Reproduce the entries below verbatim, from the first line through the line containing "Text: 622: 622 [996,220,1019,233]", both ends included.
____ Data section
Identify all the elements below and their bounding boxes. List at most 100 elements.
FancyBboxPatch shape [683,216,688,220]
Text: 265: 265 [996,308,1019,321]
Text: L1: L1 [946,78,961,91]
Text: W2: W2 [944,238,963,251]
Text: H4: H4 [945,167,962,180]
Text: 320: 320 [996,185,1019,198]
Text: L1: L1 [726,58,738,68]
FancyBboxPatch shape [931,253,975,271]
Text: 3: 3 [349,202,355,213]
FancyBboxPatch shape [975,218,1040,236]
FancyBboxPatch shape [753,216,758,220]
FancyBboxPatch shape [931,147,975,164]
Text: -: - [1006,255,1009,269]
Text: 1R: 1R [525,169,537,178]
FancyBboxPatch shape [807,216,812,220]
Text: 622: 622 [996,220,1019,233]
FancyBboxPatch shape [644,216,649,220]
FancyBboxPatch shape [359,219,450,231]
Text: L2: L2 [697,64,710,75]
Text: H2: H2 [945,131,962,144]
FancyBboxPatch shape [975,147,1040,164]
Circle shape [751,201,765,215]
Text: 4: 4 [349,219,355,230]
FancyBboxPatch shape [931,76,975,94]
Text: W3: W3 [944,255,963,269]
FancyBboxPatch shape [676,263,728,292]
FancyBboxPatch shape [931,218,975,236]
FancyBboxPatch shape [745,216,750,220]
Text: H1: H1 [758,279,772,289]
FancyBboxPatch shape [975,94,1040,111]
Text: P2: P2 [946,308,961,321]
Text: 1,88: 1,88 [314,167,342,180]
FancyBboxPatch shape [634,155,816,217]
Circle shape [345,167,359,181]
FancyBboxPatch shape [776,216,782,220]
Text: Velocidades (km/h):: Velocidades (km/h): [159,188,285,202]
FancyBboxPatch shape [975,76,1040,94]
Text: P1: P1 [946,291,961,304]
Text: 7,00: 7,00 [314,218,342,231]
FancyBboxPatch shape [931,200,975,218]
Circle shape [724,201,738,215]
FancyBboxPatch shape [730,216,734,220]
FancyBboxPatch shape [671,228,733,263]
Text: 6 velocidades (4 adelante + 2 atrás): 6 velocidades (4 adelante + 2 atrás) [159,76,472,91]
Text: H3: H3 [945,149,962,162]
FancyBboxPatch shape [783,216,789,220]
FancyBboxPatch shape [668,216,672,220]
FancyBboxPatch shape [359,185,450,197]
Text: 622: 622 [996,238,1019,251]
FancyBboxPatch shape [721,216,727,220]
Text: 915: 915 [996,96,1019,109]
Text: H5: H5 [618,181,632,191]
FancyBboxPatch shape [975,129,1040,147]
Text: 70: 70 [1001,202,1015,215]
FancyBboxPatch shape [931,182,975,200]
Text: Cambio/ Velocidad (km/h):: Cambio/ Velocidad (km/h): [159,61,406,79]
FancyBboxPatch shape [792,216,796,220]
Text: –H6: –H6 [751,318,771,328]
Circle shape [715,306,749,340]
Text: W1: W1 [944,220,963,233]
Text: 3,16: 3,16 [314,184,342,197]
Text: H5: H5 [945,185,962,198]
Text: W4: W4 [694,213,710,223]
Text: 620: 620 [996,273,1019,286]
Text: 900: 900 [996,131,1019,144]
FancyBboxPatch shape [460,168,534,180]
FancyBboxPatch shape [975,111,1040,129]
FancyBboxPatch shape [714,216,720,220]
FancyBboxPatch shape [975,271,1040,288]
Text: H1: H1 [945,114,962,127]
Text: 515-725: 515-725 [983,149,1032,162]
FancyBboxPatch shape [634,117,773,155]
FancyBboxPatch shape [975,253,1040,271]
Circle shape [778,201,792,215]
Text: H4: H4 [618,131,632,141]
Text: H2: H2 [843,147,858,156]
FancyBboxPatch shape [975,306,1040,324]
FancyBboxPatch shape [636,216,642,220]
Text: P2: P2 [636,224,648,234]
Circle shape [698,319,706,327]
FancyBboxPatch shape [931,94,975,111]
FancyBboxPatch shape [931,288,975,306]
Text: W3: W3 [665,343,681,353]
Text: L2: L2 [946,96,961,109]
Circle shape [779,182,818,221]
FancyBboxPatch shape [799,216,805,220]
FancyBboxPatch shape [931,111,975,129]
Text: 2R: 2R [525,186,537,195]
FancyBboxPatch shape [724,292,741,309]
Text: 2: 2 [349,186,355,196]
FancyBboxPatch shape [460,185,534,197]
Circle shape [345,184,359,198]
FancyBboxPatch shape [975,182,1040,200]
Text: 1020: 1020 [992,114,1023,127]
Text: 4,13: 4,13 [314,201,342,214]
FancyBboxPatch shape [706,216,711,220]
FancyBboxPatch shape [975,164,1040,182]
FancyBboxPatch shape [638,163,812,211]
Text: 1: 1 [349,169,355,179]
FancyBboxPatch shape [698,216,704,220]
________
__Response__:
Identify all the elements below and their bounding boxes. List at most 100 elements.
FancyBboxPatch shape [683,216,688,220]
Text: 265: 265 [996,308,1019,321]
Text: L1: L1 [946,78,961,91]
Text: W2: W2 [944,238,963,251]
Text: H4: H4 [945,167,962,180]
Text: 320: 320 [996,185,1019,198]
Text: L1: L1 [726,58,738,68]
FancyBboxPatch shape [931,253,975,271]
Text: 3: 3 [349,202,355,213]
FancyBboxPatch shape [975,218,1040,236]
FancyBboxPatch shape [753,216,758,220]
FancyBboxPatch shape [931,147,975,164]
Text: -: - [1006,255,1009,269]
Text: 1R: 1R [525,169,537,178]
FancyBboxPatch shape [807,216,812,220]
Text: 622: 622 [996,220,1019,233]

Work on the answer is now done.